■ List of tasks:
(1) Print the passage of the carbon monoxide and iron stoichiometry thread between "Number of moles of" and "is 5.64 moles.", inclusive.
(2) Proceed with the carbon monoxide and iron stoichiometry thread, starting right after its last line.

■ Quoted passage:
Question

How many grams of CO are needed to react with an excess of Fe2O3 to produce (210.3 g Fe) 209.7 g Fe? Show your work.

CO (g) + Fe2O3 (s) --> Fe (s) + CO2 (g)

Answer 1

5.625 moles. took the test

Answer 2

Step-by-step explanation:

`3CO(g)+Fe_2O_3(s)\rightarrow 2Fe(s)+3CO_2(g)`

1)Mass of CO when 210.3 g of Fe produced.

Number of moles of
`Fe` in 210.3 g=

`\frac{\text{Given mass of Fe}}{\text{Molar mass of Fe}}`

`=(210.3)/(55.84 g/mol)=3.76 mol`

According to reaction, 2 moles of Fe are obtained from 3 moles of CO, then 3.76 moles of Fe will be obtained from :
`(3)/(2)* 3.76 moles` of CO that is 5.64 moles.

Mass of CO in 5.64 moles =

`\text{Number of moles}* \text{molar mass of CO}=5.46* 28 g/mol=157.92 g`

2)Mass of CO when 209.7 g of Fe produced.

Dataset entries
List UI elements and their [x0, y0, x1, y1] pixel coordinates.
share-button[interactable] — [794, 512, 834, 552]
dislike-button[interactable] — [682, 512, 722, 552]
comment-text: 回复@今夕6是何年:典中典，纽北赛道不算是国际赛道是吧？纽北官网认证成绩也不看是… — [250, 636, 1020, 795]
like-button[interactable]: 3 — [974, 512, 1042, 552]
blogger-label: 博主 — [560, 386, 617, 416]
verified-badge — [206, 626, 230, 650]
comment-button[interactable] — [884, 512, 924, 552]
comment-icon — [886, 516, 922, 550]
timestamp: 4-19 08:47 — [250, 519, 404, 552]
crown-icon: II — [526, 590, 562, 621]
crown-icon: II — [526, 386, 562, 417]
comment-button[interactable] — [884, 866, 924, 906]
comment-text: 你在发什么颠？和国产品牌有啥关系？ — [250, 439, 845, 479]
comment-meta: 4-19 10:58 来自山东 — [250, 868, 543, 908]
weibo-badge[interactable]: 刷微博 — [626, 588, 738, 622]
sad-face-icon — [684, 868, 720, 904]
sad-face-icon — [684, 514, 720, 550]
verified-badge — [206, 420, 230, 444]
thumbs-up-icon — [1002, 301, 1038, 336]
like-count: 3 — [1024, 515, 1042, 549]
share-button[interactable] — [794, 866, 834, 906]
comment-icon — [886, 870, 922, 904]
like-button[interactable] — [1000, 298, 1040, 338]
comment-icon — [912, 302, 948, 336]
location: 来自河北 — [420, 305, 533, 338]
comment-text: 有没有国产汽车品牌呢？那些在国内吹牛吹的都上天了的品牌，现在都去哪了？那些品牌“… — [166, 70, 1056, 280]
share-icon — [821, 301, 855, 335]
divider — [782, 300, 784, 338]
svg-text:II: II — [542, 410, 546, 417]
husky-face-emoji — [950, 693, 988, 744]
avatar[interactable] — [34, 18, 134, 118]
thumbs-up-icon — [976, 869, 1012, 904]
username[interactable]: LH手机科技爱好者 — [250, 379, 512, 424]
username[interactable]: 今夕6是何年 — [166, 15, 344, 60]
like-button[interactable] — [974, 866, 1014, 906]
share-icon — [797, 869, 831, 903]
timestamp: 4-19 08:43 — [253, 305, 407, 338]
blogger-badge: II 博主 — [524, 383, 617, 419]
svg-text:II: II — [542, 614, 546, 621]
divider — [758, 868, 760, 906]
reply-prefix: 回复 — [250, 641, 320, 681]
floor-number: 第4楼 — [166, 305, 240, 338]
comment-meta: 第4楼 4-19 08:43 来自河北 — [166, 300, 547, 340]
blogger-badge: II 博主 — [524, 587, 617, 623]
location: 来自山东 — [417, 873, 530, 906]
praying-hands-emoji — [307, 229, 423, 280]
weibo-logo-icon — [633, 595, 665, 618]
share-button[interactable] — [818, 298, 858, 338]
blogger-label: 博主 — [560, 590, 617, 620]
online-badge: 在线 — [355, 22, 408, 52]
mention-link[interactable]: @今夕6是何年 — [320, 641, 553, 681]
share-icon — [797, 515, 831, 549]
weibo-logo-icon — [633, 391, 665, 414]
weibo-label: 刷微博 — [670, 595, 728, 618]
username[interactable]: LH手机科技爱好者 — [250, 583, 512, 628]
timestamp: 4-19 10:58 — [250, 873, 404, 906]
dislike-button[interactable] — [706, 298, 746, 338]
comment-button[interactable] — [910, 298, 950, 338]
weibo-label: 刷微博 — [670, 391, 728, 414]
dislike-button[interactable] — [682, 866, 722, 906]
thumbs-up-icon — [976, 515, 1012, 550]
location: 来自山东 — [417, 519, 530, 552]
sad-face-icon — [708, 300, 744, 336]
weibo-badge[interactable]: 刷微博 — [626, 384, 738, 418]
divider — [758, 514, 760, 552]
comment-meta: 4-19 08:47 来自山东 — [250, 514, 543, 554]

■ Written answers:
(1)
Number of moles of
`Fe` in 210.3 g=

`\frac{\text{Given mass of Fe}}{\text{Molar mass of Fe}}`

`=(210.3)/(55.84 g/mol)=3.76 mol`

According to reaction, 2 moles of Fe are obtained from 3 moles of CO, then 3.76 moles of Fe will be obtained from :
`(3)/(2)* 3.76 moles` of CO that is 5.64 moles.

(2)
Number of moles of
`Fe` in 209.7 g=

`\frac{\text{Given mass of Fe}}{\text{Molar mass of Fe}}`

`=(209.7)/(55.84 g/mol)=3.75 mol`

According to reaction, 2 moles of Fe are obtained from 3 moles of CO, then 3.75 moles of Fe will be obtained from :
`(3)/(2)* 3.75 moles` of CO that is 5.625 moles.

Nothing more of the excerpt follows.